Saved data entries
--------------------------------------------------

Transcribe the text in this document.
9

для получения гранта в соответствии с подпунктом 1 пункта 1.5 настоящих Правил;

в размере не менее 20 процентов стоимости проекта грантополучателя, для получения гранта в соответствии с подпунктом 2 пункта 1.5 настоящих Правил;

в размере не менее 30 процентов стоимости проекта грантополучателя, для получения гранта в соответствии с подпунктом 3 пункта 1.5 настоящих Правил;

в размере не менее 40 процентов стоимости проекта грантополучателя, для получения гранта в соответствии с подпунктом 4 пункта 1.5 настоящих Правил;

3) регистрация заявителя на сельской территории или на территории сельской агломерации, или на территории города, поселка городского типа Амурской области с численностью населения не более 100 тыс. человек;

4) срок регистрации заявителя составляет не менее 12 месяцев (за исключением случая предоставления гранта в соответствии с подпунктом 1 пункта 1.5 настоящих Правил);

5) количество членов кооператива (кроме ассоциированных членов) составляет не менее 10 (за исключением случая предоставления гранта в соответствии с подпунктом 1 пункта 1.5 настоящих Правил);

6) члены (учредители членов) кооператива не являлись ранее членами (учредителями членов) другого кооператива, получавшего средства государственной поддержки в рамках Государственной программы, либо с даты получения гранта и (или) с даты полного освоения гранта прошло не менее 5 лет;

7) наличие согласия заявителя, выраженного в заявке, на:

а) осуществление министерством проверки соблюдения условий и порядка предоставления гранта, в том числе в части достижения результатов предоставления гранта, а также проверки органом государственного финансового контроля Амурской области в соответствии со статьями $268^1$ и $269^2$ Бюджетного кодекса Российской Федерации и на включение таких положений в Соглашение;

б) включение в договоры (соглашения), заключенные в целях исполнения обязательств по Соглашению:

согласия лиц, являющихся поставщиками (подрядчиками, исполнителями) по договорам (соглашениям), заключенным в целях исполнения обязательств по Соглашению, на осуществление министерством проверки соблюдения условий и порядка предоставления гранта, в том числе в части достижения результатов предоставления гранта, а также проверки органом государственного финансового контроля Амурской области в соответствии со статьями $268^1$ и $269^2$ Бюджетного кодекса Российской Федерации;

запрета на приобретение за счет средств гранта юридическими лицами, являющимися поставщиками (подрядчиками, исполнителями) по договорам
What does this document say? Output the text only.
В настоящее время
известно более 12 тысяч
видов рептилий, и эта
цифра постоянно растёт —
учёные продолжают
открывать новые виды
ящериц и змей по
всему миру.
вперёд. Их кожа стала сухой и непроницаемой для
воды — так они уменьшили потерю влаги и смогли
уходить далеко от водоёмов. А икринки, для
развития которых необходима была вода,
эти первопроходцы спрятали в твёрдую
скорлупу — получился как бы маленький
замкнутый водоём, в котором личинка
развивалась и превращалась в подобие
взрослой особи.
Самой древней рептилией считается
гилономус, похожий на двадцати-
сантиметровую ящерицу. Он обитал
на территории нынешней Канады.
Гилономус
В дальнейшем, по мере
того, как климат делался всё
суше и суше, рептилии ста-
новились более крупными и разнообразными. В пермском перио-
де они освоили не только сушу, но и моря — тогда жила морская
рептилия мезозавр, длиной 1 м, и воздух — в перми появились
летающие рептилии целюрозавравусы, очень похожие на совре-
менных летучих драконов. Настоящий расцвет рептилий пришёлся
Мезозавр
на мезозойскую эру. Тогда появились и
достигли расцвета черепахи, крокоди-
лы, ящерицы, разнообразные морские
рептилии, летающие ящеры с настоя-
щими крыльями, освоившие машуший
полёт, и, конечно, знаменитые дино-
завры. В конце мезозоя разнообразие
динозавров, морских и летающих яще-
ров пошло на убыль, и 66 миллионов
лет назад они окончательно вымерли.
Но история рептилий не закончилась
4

--------------------------------------------------

#### [INSTRUCTIONS TO FOLLOW]
Give the count of lines that hold the word "летающие", with nothing added.

#### [ANSWER FOR THE TASK]
2